# WRITTEN REQUEST
Write out each entry, exactly the way it appears.

--- begin LISTING ---

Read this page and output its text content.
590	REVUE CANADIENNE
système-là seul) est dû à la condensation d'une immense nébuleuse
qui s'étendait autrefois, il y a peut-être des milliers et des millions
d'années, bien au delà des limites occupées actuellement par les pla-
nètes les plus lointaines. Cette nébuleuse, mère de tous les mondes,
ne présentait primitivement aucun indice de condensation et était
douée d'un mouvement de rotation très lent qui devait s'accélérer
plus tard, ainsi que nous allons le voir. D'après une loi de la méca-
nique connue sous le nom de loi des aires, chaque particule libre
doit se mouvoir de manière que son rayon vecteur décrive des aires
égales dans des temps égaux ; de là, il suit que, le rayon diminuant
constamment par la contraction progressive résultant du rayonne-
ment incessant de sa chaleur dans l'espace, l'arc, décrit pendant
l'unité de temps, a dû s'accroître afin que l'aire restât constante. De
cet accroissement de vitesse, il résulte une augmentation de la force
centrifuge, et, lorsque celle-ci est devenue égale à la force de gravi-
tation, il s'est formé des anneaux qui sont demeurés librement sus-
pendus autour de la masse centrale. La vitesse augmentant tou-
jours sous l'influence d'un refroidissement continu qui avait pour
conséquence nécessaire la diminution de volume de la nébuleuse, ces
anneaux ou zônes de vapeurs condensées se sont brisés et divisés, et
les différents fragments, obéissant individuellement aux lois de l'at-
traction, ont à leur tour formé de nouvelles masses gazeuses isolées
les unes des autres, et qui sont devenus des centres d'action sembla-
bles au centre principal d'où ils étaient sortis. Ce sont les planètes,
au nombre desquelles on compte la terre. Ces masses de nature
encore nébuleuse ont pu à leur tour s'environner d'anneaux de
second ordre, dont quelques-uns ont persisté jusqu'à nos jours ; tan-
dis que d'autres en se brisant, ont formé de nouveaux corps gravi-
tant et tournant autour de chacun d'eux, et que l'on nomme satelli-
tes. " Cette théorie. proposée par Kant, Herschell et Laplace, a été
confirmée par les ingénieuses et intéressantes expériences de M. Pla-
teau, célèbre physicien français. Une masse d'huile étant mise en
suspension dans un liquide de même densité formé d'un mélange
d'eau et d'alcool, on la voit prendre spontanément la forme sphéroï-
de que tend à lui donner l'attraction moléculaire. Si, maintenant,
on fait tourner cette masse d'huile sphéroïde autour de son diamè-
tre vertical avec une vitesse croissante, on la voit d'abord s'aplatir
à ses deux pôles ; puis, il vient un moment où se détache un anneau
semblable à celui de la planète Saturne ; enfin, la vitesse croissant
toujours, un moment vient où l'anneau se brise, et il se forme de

--- end LISTING ---

# FULL OUTPUT
Read this page and output its text content.
590	REVUE CANADIENNE
système-là seul) est dû à la condensation d'une immense nébuleuse
qui s'étendait autrefois, il y a peut-être des milliers et des millions
d'années, bien au delà des limites occupées actuellement par les pla-
nètes les plus lointaines. Cette nébuleuse, mère de tous les mondes,
ne présentait primitivement aucun indice de condensation et était
douée d'un mouvement de rotation très lent qui devait s'accélérer
plus tard, ainsi que nous allons le voir. D'après une loi de la méca-
nique connue sous le nom de loi des aires, chaque particule libre
doit se mouvoir de manière que son rayon vecteur décrive des aires
égales dans des temps égaux ; de là, il suit que, le rayon diminuant
constamment par la contraction progressive résultant du rayonne-
ment incessant de sa chaleur dans l'espace, l'arc, décrit pendant
l'unité de temps, a dû s'accroître afin que l'aire restât constante. De
cet accroissement de vitesse, il résulte une augmentation de la force
centrifuge, et, lorsque celle-ci est devenue égale à la force de gravi-
tation, il s'est formé des anneaux qui sont demeurés librement sus-
pendus autour de la masse centrale. La vitesse augmentant tou-
jours sous l'influence d'un refroidissement continu qui avait pour
conséquence nécessaire la diminution de volume de la nébuleuse, ces
anneaux ou zônes de vapeurs condensées se sont brisés et divisés, et
les différents fragments, obéissant individuellement aux lois de l'at-
traction, ont à leur tour formé de nouvelles masses gazeuses isolées
les unes des autres, et qui sont devenus des centres d'action sembla-
bles au centre principal d'où ils étaient sortis. Ce sont les planètes,
au nombre desquelles on compte la terre. Ces masses de nature
encore nébuleuse ont pu à leur tour s'environner d'anneaux de
second ordre, dont quelques-uns ont persisté jusqu'à nos jours ; tan-
dis que d'autres en se brisant, ont formé de nouveaux corps gravi-
tant et tournant autour de chacun d'eux, et que l'on nomme satelli-
tes. " Cette théorie. proposée par Kant, Herschell et Laplace, a été
confirmée par les ingénieuses et intéressantes expériences de M. Pla-
teau, célèbre physicien français. Une masse d'huile étant mise en
suspension dans un liquide de même densité formé d'un mélange
d'eau et d'alcool, on la voit prendre spontanément la forme sphéroï-
de que tend à lui donner l'attraction moléculaire. Si, maintenant,
on fait tourner cette masse d'huile sphéroïde autour de son diamè-
tre vertical avec une vitesse croissante, on la voit d'abord s'aplatir
à ses deux pôles ; puis, il vient un moment où se détache un anneau
semblable à celui de la planète Saturne ; enfin, la vitesse croissant
toujours, un moment vient où l'anneau se brise, et il se forme de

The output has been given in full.